Experimental diabetes drug Bydureon failed to manage blood glucose levels as well as daily Victoza, a surprising finding which analysts say steepens the drug's challenges should it get approved.
In the trial, called DURATION-6, patients receiving Bydureon saw a reduction in average blood sugar, or A1C, of 1.3 percentage points from baseline, compared to a reduction of 1.5 percentage points for Victoza, which is marketed by Novo Nordisk. “Bydureon did not meet the pre-specified primary endpoint of non-inferiority to Victoza,” Amylin, Eli Lilly and Alkermes said in a joint statement.
Based on previous studies for both drugs, analysts and the companies themselves had expected a positive result on the A1C endpoint.
It was not the first setback for Bydureon. A once-weekly version of the twice-a-day marketed Byetta, Bydureon was meant to contend with Victoza, which is injected once a day and posted $433 million in sales in 2010. But in October, the FDA issued a complete response letter for Bydureon requesting a study of heart effects. It followed another CRL in April and pushed Bydureon approval out to at least 2012.

Data for recognizing document structure
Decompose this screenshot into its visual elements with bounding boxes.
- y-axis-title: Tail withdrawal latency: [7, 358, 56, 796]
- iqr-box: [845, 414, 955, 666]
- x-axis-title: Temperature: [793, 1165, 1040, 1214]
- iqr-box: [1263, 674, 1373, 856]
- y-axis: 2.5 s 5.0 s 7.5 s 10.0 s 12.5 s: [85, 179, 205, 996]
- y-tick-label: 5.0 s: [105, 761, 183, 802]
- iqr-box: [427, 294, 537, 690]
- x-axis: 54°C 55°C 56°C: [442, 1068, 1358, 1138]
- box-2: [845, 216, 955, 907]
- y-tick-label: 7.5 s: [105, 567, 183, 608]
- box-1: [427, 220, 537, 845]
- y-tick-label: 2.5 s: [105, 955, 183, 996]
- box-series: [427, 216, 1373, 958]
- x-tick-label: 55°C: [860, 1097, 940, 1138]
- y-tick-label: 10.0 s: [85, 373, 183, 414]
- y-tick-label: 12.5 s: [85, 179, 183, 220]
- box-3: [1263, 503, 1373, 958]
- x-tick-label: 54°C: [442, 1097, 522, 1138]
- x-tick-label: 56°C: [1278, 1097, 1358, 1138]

- **The problem**: Carry on the news report about Bydureon's DURATION-6 trial results, starting after its final sentence.

- **Response to the task**:
By then, the GLP-1 receptor agonist class—to which Bydureon, Byetta and Victoza belong—could become more crowded. Among other GLP-1s in late-stage development are Sanofi-Aventis's once-daily lixisenatide and Human Genome Sciences/GlaxoSmithKline's albiglutide.
The delay in its approval timeline, coupled with today's news of lower efficacy than Victoza, complicates matters for Bydureon. “We foresee greater challenges on the reimbursement and formulary access front should the agent be approved,” Barclays Capital analyst Tony Butler, PhD, wrote today in a note to investors.
Butler reduced his Bydureon forecast from estimated FY16 sales of $650 million (assuming roughly 40% of the total GLP-1 market) to $300 million (based on the agent capturing 20% market share). He also lowered his peak sales estimate to $500 million by 2019, from $1 billion.
According to IMS Health data cited by Butler, as of January, Victoza had captured about 41% of TRx and roughly 45% of NRx in the GLP-1 market. And because this segment has expanded at a slower pace than Wall Street expectations, “We believe that Bydureon, with a likely 30-month delay in market entry, would face a challenging trajectory in terms of market penetration in the GLP-1 space,” he noted.
Indeed, “Why would you put a patient on a less effective drug?” Sanford C. Bernstein analyst Jack Scannell told Bloomberg News.
Robert Hazlett, an analyst with BMO Capital Markets, advised clients that the once-daily oral medications—namely Takeda's Actos, Merck's Januvia and BMS/AstraZeneca's Onglyza—could also make a Bydureon entrance “more challenged than some expect,” Bloomberg reported.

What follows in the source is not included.